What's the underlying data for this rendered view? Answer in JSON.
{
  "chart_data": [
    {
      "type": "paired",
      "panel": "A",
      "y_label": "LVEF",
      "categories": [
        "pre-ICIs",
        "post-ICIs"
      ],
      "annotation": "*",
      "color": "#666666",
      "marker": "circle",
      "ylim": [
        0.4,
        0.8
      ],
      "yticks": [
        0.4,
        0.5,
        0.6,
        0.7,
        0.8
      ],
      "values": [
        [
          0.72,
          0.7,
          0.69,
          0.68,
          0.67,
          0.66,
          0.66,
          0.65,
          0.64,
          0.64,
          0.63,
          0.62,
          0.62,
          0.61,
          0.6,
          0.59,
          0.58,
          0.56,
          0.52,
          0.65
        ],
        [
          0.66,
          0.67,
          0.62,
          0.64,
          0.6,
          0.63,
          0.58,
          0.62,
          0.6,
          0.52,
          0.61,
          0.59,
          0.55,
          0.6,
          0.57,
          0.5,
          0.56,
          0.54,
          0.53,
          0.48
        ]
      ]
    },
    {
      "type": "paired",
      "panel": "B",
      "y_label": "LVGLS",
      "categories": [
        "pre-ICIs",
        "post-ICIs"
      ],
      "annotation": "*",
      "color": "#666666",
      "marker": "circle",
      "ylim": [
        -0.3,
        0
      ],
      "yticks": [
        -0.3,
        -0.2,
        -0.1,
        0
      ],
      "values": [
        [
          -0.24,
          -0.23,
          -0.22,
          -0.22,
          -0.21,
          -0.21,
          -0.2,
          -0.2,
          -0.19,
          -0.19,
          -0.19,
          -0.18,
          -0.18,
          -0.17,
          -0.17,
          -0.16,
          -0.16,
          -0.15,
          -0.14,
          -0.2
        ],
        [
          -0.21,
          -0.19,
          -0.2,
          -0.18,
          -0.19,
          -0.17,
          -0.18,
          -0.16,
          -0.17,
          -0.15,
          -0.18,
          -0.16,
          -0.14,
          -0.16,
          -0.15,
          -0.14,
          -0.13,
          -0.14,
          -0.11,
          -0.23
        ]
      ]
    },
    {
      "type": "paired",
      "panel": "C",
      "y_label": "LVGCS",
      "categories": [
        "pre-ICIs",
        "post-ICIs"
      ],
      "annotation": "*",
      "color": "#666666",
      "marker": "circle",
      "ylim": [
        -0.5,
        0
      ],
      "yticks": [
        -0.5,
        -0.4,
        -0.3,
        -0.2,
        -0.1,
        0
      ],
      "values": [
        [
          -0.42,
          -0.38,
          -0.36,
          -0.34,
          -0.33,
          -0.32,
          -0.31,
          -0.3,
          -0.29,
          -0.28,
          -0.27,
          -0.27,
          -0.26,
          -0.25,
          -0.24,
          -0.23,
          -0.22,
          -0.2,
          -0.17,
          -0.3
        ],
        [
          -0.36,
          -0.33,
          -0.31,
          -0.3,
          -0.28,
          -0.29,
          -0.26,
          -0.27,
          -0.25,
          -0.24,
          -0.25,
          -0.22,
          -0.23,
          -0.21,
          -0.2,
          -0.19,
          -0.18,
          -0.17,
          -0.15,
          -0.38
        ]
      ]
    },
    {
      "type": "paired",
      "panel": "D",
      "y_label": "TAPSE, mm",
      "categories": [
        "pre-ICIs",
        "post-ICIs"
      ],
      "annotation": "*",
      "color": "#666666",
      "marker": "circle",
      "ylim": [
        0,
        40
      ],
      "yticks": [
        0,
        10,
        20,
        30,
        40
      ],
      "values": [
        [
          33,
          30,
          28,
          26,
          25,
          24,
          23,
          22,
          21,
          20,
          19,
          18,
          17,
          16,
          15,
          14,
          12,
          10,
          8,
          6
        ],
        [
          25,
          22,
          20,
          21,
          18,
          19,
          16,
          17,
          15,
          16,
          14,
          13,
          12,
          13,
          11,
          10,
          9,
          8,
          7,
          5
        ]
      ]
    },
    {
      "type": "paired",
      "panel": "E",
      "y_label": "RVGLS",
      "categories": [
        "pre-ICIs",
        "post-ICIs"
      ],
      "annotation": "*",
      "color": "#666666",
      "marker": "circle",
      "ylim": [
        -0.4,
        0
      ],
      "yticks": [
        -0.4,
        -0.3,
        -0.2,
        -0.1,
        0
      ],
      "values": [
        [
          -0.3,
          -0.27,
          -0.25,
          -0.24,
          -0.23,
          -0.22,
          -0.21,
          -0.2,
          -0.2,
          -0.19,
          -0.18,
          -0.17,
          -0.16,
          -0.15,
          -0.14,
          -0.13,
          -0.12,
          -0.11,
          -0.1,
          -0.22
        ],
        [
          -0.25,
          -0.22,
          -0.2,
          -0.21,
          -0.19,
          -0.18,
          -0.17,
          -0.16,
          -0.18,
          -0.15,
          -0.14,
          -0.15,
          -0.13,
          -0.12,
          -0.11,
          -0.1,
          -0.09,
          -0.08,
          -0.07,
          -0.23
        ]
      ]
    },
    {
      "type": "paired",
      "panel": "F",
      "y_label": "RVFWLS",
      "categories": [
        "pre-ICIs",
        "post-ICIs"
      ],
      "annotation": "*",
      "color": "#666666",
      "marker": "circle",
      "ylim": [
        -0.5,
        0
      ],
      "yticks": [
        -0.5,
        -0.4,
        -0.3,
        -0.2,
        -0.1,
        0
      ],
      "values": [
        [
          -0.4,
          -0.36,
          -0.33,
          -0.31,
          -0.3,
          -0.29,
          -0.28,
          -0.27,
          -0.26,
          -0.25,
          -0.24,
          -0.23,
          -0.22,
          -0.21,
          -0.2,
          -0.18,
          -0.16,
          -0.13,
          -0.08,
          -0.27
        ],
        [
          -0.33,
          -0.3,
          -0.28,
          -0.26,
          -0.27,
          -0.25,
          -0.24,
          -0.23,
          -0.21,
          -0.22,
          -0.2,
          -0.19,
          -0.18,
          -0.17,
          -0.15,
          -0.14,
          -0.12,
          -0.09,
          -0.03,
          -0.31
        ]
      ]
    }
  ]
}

- - - -

Look through the entries above and list every line containing "panel".

--- FULL SOLUTION ---
      "panel": "A",
      "panel": "B",
      "panel": "C",
      "panel": "D",
      "panel": "E",
      "panel": "F",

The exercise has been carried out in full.